Separate out the lines that hold "операциям".

------ Provided data

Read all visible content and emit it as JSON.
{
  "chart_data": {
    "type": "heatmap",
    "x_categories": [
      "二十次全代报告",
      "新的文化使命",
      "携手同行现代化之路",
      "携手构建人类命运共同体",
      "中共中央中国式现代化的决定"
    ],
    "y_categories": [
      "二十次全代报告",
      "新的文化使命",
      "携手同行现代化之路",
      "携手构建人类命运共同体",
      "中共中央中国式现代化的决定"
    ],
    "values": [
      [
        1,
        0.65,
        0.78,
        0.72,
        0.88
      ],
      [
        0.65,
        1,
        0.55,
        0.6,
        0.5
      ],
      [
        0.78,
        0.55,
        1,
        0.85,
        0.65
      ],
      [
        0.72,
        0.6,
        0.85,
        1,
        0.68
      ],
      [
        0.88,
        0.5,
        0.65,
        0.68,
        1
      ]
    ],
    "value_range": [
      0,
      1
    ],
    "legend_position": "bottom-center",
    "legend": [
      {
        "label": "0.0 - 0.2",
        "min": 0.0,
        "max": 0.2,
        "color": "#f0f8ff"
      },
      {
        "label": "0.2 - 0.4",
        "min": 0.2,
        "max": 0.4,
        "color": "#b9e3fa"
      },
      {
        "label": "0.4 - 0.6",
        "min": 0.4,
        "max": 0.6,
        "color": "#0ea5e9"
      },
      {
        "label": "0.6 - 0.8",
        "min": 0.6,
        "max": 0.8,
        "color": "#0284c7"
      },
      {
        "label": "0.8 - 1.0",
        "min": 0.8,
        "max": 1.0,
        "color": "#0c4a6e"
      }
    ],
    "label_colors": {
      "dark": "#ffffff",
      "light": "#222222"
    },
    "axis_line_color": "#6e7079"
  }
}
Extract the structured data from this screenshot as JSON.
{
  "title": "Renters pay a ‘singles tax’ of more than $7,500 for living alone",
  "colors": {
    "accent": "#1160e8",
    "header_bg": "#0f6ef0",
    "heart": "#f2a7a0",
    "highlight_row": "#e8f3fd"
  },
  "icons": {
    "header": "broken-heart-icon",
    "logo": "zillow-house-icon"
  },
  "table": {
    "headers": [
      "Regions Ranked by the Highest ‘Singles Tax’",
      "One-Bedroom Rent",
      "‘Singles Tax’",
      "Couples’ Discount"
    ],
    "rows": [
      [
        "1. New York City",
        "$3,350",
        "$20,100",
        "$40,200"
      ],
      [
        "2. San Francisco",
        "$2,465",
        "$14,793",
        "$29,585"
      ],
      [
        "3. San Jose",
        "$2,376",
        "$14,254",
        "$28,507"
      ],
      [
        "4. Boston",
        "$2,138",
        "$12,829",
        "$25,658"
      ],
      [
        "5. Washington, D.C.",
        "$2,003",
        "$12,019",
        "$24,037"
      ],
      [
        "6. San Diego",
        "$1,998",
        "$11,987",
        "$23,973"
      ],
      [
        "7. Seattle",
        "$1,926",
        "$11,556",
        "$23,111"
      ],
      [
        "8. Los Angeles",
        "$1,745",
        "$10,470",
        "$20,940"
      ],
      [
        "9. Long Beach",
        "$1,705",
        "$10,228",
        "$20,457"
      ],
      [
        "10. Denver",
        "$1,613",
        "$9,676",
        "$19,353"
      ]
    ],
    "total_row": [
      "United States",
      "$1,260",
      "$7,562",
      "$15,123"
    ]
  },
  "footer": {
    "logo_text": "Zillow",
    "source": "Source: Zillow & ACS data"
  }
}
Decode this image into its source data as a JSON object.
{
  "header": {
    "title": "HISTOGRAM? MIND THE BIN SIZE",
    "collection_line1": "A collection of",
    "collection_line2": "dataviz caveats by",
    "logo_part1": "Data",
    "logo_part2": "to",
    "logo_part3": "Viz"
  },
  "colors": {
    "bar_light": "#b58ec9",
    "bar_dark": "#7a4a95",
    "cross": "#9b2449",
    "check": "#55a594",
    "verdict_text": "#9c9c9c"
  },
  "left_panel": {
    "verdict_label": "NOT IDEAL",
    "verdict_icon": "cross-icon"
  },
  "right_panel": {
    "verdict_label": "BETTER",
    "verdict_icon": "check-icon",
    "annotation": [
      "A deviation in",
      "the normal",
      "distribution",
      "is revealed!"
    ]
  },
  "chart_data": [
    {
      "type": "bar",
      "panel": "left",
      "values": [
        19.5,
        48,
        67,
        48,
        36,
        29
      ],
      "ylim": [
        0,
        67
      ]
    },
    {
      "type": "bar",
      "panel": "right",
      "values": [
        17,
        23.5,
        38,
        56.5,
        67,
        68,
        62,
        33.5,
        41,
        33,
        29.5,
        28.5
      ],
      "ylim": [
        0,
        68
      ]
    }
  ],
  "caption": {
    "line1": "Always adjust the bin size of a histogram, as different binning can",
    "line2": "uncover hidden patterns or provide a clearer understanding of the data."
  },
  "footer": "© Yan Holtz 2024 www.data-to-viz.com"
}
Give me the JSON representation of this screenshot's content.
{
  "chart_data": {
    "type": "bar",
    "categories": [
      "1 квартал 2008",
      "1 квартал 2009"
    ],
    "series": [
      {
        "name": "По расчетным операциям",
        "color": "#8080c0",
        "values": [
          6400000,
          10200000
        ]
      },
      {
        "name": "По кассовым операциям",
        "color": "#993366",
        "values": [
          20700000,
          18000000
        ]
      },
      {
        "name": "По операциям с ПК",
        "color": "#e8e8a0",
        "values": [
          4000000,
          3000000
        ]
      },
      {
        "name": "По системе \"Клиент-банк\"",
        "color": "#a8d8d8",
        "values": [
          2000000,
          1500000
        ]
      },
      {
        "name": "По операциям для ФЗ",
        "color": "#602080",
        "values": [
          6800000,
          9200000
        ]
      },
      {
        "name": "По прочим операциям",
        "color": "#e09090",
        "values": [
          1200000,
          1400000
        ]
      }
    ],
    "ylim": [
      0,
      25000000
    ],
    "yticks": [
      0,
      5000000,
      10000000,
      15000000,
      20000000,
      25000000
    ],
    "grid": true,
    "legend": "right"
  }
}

------------

• _Answer in full_
        "name": "По расчетным операциям",
        "name": "По кассовым операциям",
        "name": "По операциям с ПК",
        "name": "По операциям для ФЗ",
        "name": "По прочим операциям",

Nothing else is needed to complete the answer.